(Collection entries)
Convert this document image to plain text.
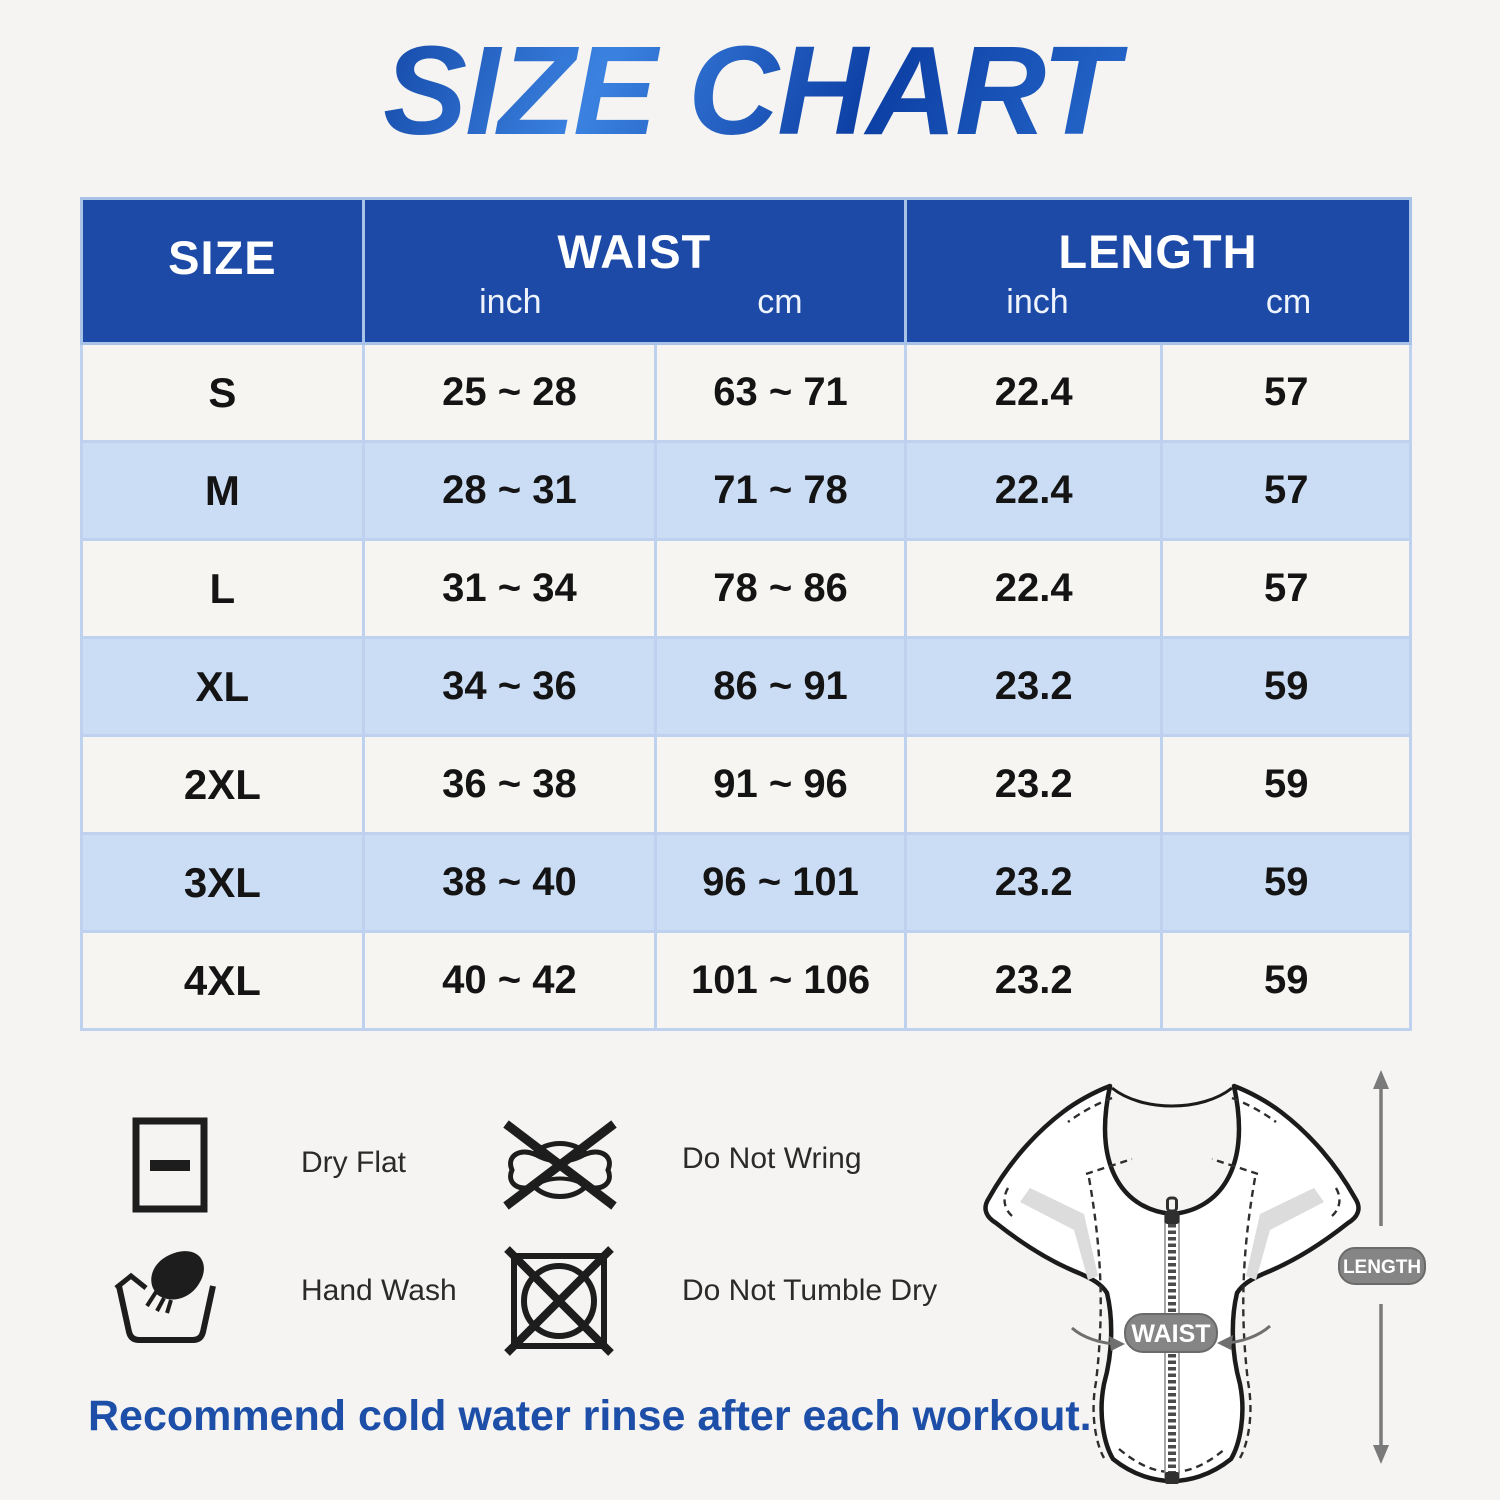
SIZE CHART
SIZE	WAIST
inch	cm

LENGTH
inch	cm

S	25 ~ 28	63 ~ 71	22.4	57
M	28 ~ 31	71 ~ 78	22.4	57
L	31 ~ 34	78 ~ 86	22.4	57
XL	34 ~ 36	86 ~ 91	23.2	59
2XL	36 ~ 38	91 ~ 96	23.2	59
3XL	38 ~ 40	96 ~ 101	23.2	59
4XL	40 ~ 42	101 ~ 106	23.2	59
Dry Flat	Do Not Wring
Hand Wash	Do Not Tumble Dry
WAIST
LENGTH
Recommend cold water rinse after each workout.
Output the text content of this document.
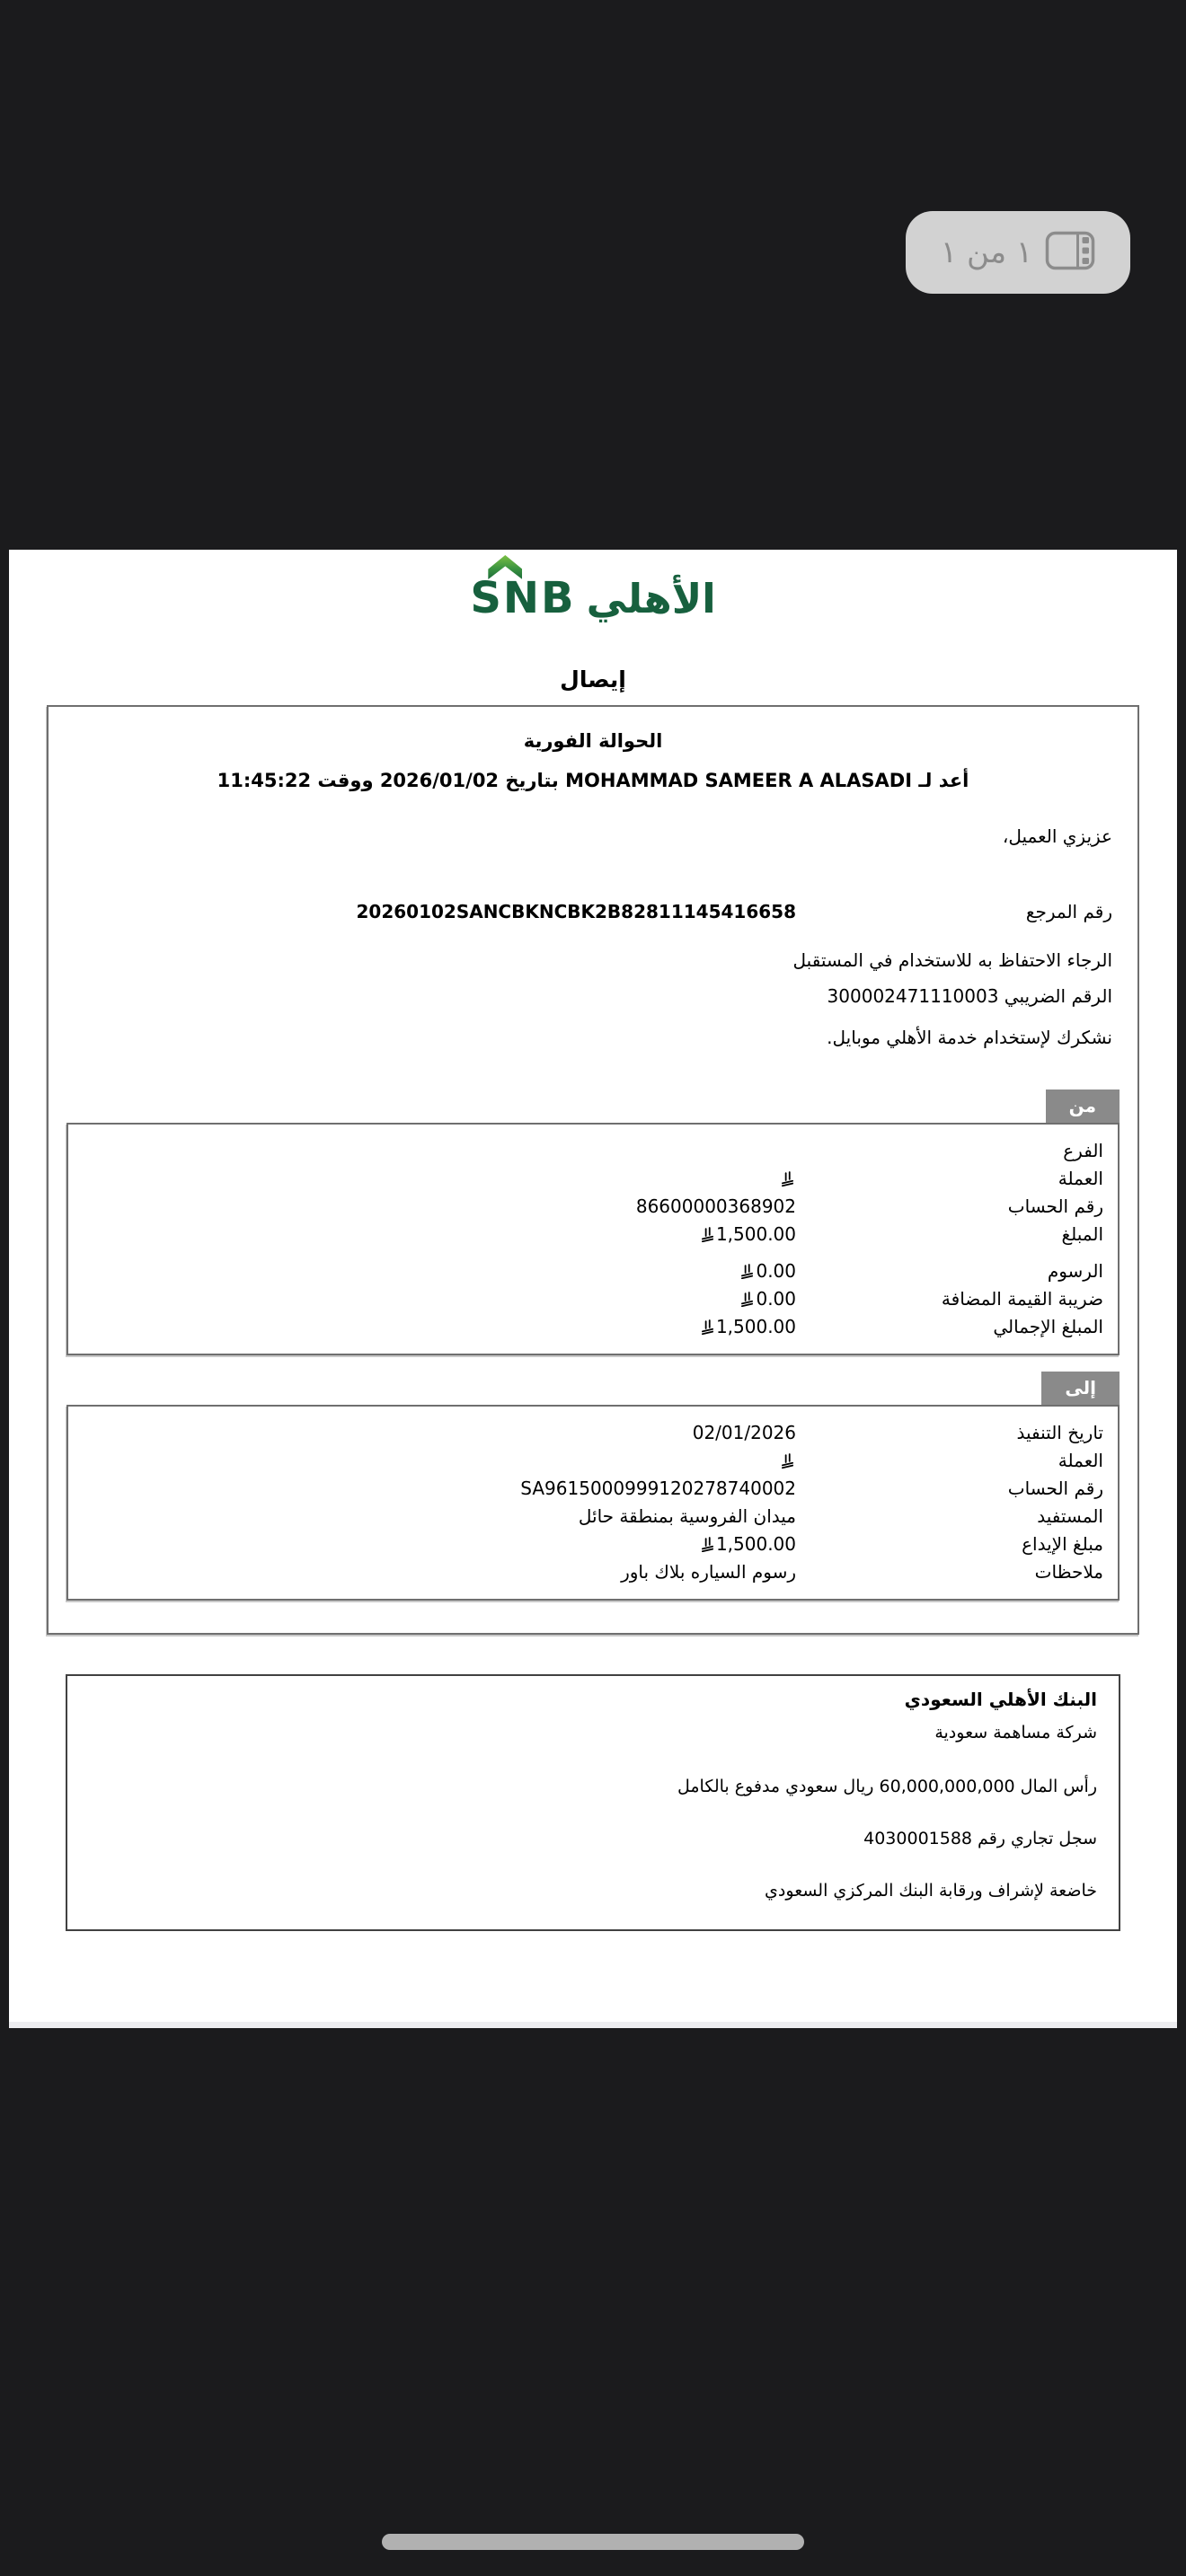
١ من ١
SNB الأهلي
إيصال
الحوالة الفورية
أعد لـ MOHAMMAD SAMEER A ALASADI بتاريخ 2026/01/02 ووقت 11:45:22
عزيزي العميل،
رقم المرجع
20260102SANCBKNCBK2B82811145416658
الرجاء الاحتفاظ به للاستخدام في المستقبل
الرقم الضريبي 300002471110003
نشكرك لإستخدام خدمة الأهلي موبايل.
من
الفرع
العملة
رقم الحساب
86600000368902
المبلغ
1,500.00
الرسوم
0.00
ضريبة القيمة المضافة
0.00
المبلغ الإجمالي
1,500.00
إلى
تاريخ التنفيذ
02/01/2026
العملة
رقم الحساب
SA9615000999120278740002
المستفيد
ميدان الفروسية بمنطقة حائل
مبلغ الإيداع
1,500.00
ملاحظات
رسوم السياره بلاك باور
البنك الأهلي السعودي
شركة مساهمة سعودية
رأس المال 60,000,000,000 ريال سعودي مدفوع بالكامل
سجل تجاري رقم 4030001588
خاضعة لإشراف ورقابة البنك المركزي السعودي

EXERCISE BRIEF: Filter the entries down to the lines with the word "البنك" in them.

CORRECT OUTPUT:
البنك الأهلي السعودي
خاضعة لإشراف ورقابة البنك المركزي السعودي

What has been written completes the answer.